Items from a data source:
+ + +
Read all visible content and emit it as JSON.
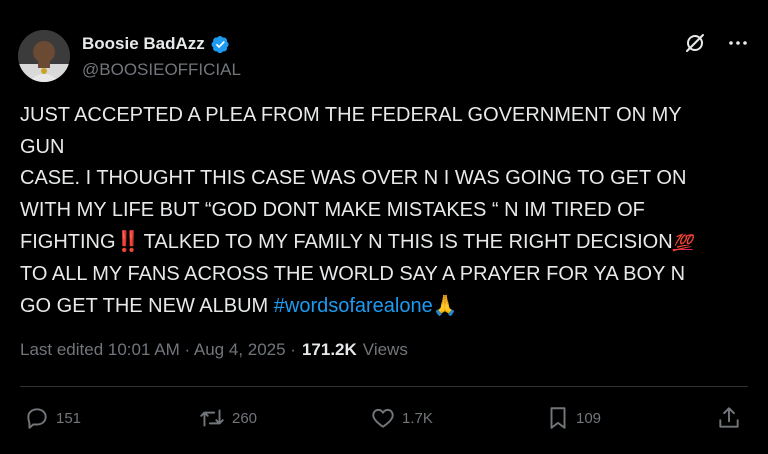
{
  "author": {
    "display_name": "Boosie BadAzz",
    "handle": "@BOOSIEOFFICIAL"
  },
  "tweet": {
    "lines": [
      "JUST ACCEPTED A PLEA FROM THE FEDERAL GOVERNMENT ON MY",
      "GUN",
      "CASE. I THOUGHT THIS CASE WAS OVER N I WAS GOING TO GET ON",
      "WITH MY LIFE BUT “GOD DONT MAKE MISTAKES “ N IM TIRED OF",
      "FIGHTING",
      "‼️",
      " TALKED TO MY FAMILY N THIS IS THE RIGHT DECISION",
      "💯",
      "TO ALL MY FANS ACROSS THE WORLD SAY A PRAYER FOR YA BOY N",
      "GO GET THE NEW ALBUM ",
      "#wordsofarealone",
      "🙏"
    ]
  },
  "meta": {
    "edited": "Last edited 10:01 AM · Aug 4, 2025 ·",
    "views_count": "171.2K",
    "views_label": "Views"
  },
  "actions": {
    "replies": "151",
    "reposts": "260",
    "likes": "1.7K",
    "bookmarks": "109"
  },
  "colors": {
    "background": "#000000",
    "text": "#e7e9ea",
    "secondary": "#71767b",
    "accent": "#1d9bf0",
    "divider": "#2f3336"
  }
}
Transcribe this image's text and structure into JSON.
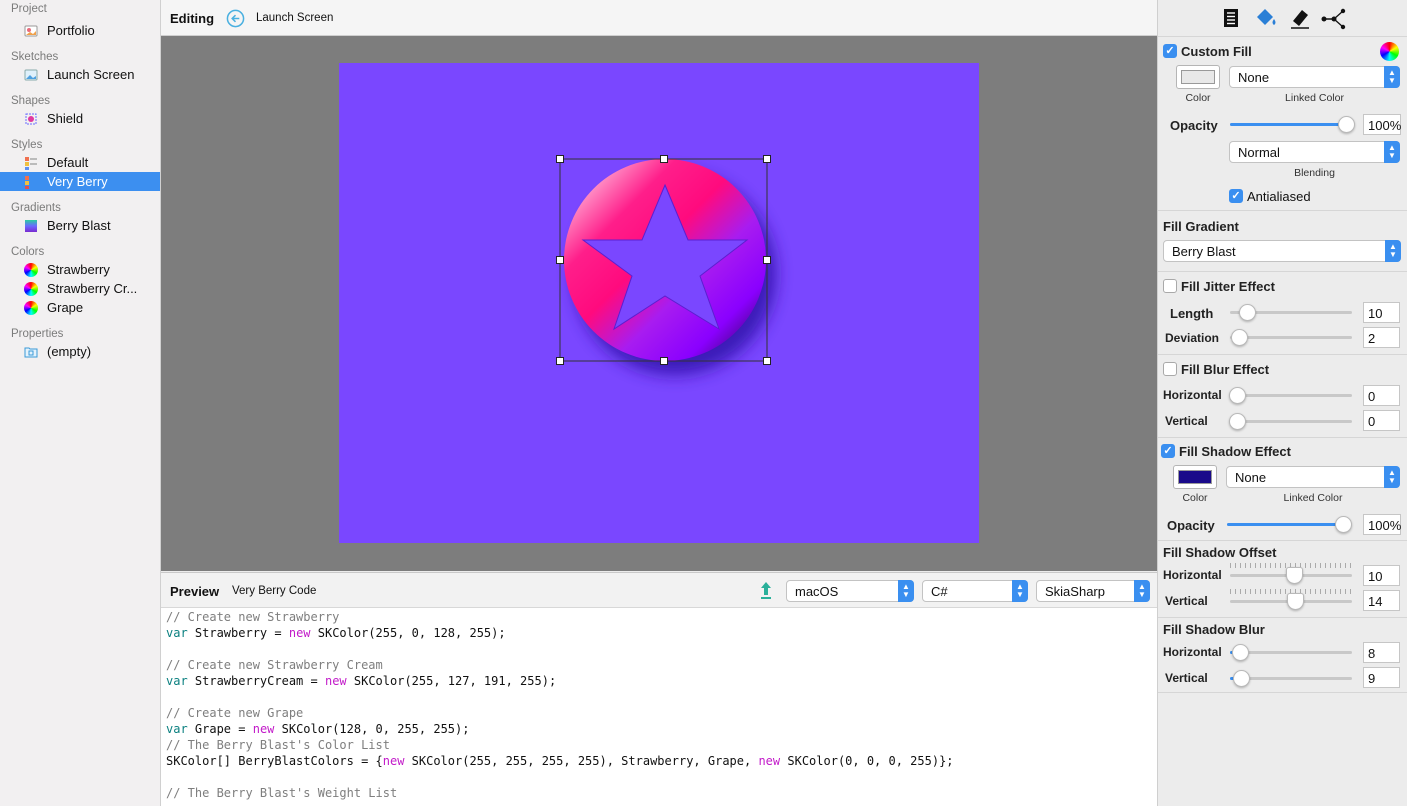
{
  "sidebar": {
    "sections": [
      {
        "title": "Project",
        "items": [
          {
            "label": "Portfolio",
            "icon": "portfolio-icon"
          }
        ]
      },
      {
        "title": "Sketches",
        "items": [
          {
            "label": "Launch Screen",
            "icon": "sketch-icon"
          }
        ]
      },
      {
        "title": "Shapes",
        "items": [
          {
            "label": "Shield",
            "icon": "shape-icon"
          }
        ]
      },
      {
        "title": "Styles",
        "items": [
          {
            "label": "Default",
            "icon": "style-icon"
          },
          {
            "label": "Very Berry",
            "icon": "style-icon",
            "selected": true
          }
        ]
      },
      {
        "title": "Gradients",
        "items": [
          {
            "label": "Berry Blast",
            "icon": "gradient-icon"
          }
        ]
      },
      {
        "title": "Colors",
        "items": [
          {
            "label": "Strawberry",
            "icon": "color-wheel-icon"
          },
          {
            "label": "Strawberry Cr...",
            "icon": "color-wheel-icon"
          },
          {
            "label": "Grape",
            "icon": "color-wheel-icon"
          }
        ]
      },
      {
        "title": "Properties",
        "items": [
          {
            "label": "(empty)",
            "icon": "folder-icon"
          }
        ]
      }
    ]
  },
  "topbar": {
    "title": "Editing",
    "subtitle": "Launch Screen"
  },
  "canvas": {
    "background": "#7a47ff"
  },
  "preview": {
    "title": "Preview",
    "subtitle": "Very Berry Code",
    "platform": "macOS",
    "language": "C#",
    "library": "SkiaSharp",
    "code": [
      [
        {
          "t": "// Create new Strawberry",
          "c": "cmt"
        }
      ],
      [
        {
          "t": "var",
          "c": "kw-var"
        },
        {
          "t": " Strawberry = "
        },
        {
          "t": "new",
          "c": "kw-new"
        },
        {
          "t": " SKColor(255, 0, 128, 255);"
        }
      ],
      [],
      [
        {
          "t": "// Create new Strawberry Cream",
          "c": "cmt"
        }
      ],
      [
        {
          "t": "var",
          "c": "kw-var"
        },
        {
          "t": " StrawberryCream = "
        },
        {
          "t": "new",
          "c": "kw-new"
        },
        {
          "t": " SKColor(255, 127, 191, 255);"
        }
      ],
      [],
      [
        {
          "t": "// Create new Grape",
          "c": "cmt"
        }
      ],
      [
        {
          "t": "var",
          "c": "kw-var"
        },
        {
          "t": " Grape = "
        },
        {
          "t": "new",
          "c": "kw-new"
        },
        {
          "t": " SKColor(128, 0, 255, 255);"
        }
      ],
      [
        {
          "t": "// The Berry Blast's Color List",
          "c": "cmt"
        }
      ],
      [
        {
          "t": "SKColor[] BerryBlastColors = {"
        },
        {
          "t": "new",
          "c": "kw-new"
        },
        {
          "t": " SKColor(255, 255, 255, 255), Strawberry, Grape, "
        },
        {
          "t": "new",
          "c": "kw-new"
        },
        {
          "t": " SKColor(0, 0, 0, 255)};"
        }
      ],
      [],
      [
        {
          "t": "// The Berry Blast's Weight List",
          "c": "cmt"
        }
      ]
    ]
  },
  "inspector": {
    "custom_fill": {
      "title": "Custom Fill",
      "checked": true,
      "color_label": "Color",
      "color": "#e8e8e8",
      "linked_value": "None",
      "linked_label": "Linked Color",
      "opacity_label": "Opacity",
      "opacity": "100%",
      "blending_value": "Normal",
      "blending_label": "Blending",
      "antialiased_label": "Antialiased",
      "antialiased": true
    },
    "fill_gradient": {
      "title": "Fill Gradient",
      "value": "Berry Blast"
    },
    "jitter": {
      "title": "Fill Jitter Effect",
      "checked": false,
      "length_label": "Length",
      "length": "10",
      "deviation_label": "Deviation",
      "deviation": "2"
    },
    "blur": {
      "title": "Fill Blur Effect",
      "checked": false,
      "horizontal_label": "Horizontal",
      "horizontal": "0",
      "vertical_label": "Vertical",
      "vertical": "0"
    },
    "shadow": {
      "title": "Fill Shadow Effect",
      "checked": true,
      "color_label": "Color",
      "color": "#1a0a8a",
      "linked_value": "None",
      "linked_label": "Linked Color",
      "opacity_label": "Opacity",
      "opacity": "100%"
    },
    "shadow_offset": {
      "title": "Fill Shadow Offset",
      "horizontal_label": "Horizontal",
      "horizontal": "10",
      "vertical_label": "Vertical",
      "vertical": "14"
    },
    "shadow_blur": {
      "title": "Fill Shadow Blur",
      "horizontal_label": "Horizontal",
      "horizontal": "8",
      "vertical_label": "Vertical",
      "vertical": "9"
    }
  }
}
+ + +
» EXERCISE: Which lines in the records above contain the string "subtitle"? Copy each one.

» EXERCISE RESPONSE:
    "subtitle": "Launch Screen"
    "subtitle": "Very Berry Code",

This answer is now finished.